— Given problem —
Identify, in the records below, every line where the string "Catalyst" appears, and copy each such line.

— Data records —

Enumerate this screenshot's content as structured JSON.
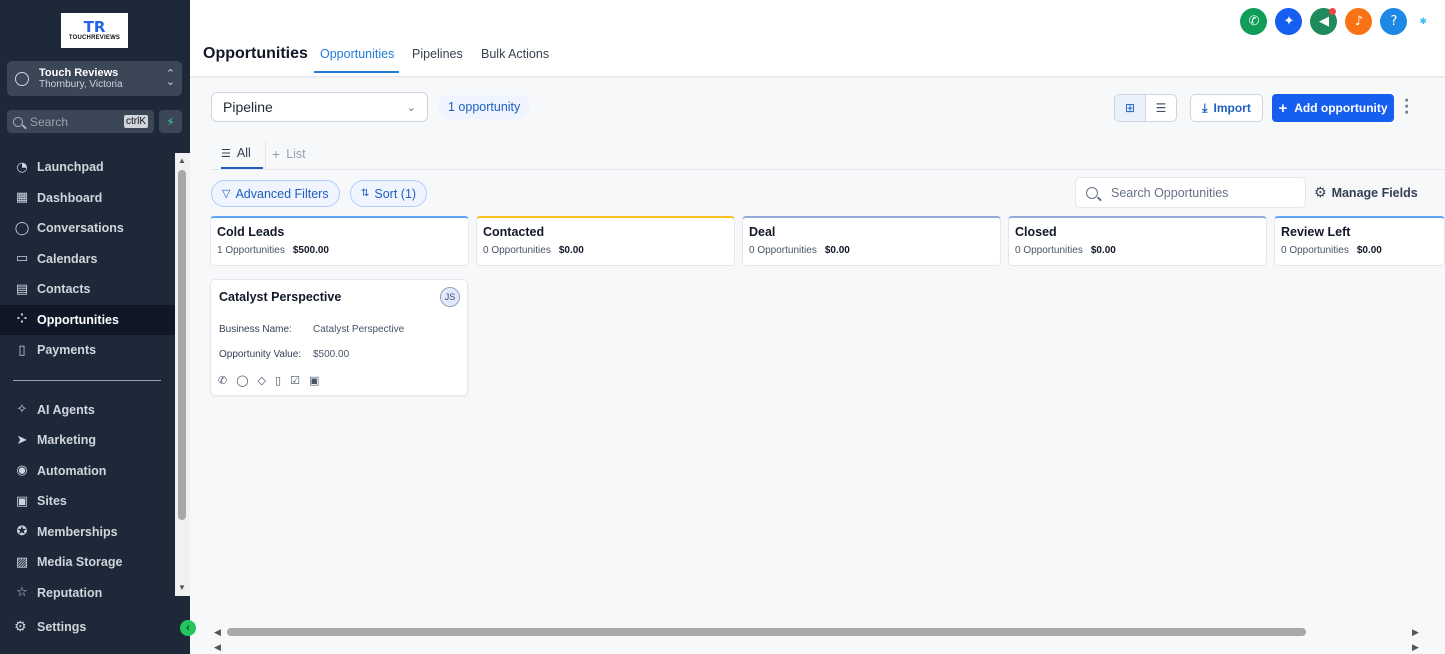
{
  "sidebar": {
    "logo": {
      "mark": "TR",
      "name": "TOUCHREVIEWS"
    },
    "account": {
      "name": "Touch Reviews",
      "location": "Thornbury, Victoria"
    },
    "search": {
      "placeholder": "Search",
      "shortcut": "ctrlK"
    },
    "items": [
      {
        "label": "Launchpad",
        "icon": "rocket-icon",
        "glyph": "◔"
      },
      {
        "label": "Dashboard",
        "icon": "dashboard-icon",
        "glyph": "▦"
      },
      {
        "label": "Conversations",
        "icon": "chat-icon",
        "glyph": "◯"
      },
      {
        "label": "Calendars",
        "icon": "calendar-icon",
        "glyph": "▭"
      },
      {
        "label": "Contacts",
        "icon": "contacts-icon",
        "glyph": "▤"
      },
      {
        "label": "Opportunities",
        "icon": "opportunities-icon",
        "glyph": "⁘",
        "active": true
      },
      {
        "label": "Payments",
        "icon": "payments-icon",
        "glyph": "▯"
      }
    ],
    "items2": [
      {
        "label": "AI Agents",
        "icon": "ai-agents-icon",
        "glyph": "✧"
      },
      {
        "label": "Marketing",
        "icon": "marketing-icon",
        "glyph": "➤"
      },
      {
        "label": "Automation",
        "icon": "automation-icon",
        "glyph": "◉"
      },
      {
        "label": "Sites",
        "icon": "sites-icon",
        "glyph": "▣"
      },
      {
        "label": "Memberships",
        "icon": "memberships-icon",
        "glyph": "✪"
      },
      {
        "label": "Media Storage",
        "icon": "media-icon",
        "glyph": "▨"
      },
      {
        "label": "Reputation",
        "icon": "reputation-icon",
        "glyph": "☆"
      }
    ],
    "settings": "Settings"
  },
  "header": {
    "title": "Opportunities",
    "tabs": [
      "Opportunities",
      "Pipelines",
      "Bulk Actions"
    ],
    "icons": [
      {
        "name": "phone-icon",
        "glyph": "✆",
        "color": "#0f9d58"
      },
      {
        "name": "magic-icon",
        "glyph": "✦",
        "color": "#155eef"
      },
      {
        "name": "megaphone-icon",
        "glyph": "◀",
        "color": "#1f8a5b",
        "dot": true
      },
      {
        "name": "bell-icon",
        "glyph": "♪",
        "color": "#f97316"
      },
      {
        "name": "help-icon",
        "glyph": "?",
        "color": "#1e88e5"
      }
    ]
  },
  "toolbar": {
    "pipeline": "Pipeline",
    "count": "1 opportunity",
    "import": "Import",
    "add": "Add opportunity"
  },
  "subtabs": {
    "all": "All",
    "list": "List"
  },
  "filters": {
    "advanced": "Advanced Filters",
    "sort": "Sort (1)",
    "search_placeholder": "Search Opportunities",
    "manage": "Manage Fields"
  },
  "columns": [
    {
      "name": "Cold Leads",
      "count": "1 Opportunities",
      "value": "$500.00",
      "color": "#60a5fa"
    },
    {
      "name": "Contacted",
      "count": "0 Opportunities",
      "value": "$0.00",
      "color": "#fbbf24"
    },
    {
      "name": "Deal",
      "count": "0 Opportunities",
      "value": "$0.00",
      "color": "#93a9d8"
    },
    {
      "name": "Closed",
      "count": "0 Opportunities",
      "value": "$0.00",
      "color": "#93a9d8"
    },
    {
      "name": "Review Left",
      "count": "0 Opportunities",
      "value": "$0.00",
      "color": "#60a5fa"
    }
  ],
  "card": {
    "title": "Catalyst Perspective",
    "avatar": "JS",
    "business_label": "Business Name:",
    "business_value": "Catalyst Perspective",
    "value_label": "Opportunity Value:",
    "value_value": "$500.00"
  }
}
...
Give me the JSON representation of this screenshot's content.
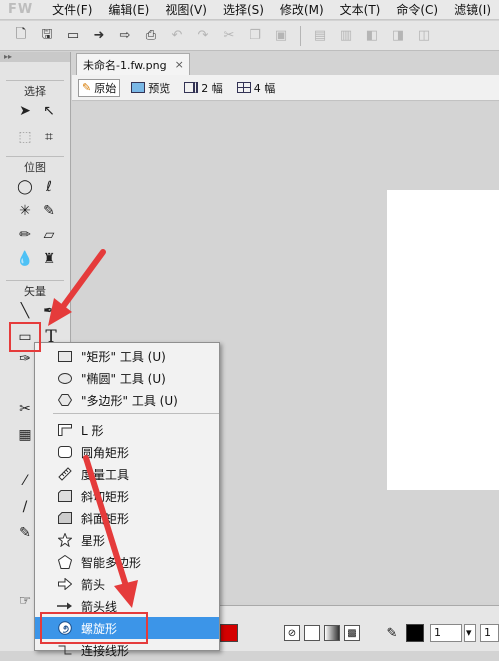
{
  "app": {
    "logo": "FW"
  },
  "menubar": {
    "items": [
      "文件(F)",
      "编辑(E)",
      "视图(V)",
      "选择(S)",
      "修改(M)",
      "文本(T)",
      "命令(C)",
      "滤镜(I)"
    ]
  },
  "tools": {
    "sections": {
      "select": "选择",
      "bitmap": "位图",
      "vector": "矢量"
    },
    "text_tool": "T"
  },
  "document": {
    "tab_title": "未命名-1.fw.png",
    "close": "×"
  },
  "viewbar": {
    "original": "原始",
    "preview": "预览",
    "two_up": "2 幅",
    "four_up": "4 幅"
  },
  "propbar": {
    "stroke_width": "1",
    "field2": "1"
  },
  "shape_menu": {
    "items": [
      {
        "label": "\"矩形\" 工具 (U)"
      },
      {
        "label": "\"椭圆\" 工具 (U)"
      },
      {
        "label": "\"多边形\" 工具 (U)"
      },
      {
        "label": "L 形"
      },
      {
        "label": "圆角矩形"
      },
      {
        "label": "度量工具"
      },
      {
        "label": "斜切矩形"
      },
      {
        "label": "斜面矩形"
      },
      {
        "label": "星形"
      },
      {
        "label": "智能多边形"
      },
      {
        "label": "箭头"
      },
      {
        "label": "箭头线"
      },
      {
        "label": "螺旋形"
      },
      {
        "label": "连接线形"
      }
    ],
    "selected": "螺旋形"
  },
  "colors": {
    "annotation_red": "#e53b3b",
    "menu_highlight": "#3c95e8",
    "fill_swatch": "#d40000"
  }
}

— Response —
    "title": "Catalyst Perspective",
    "business_value": "Catalyst Perspective",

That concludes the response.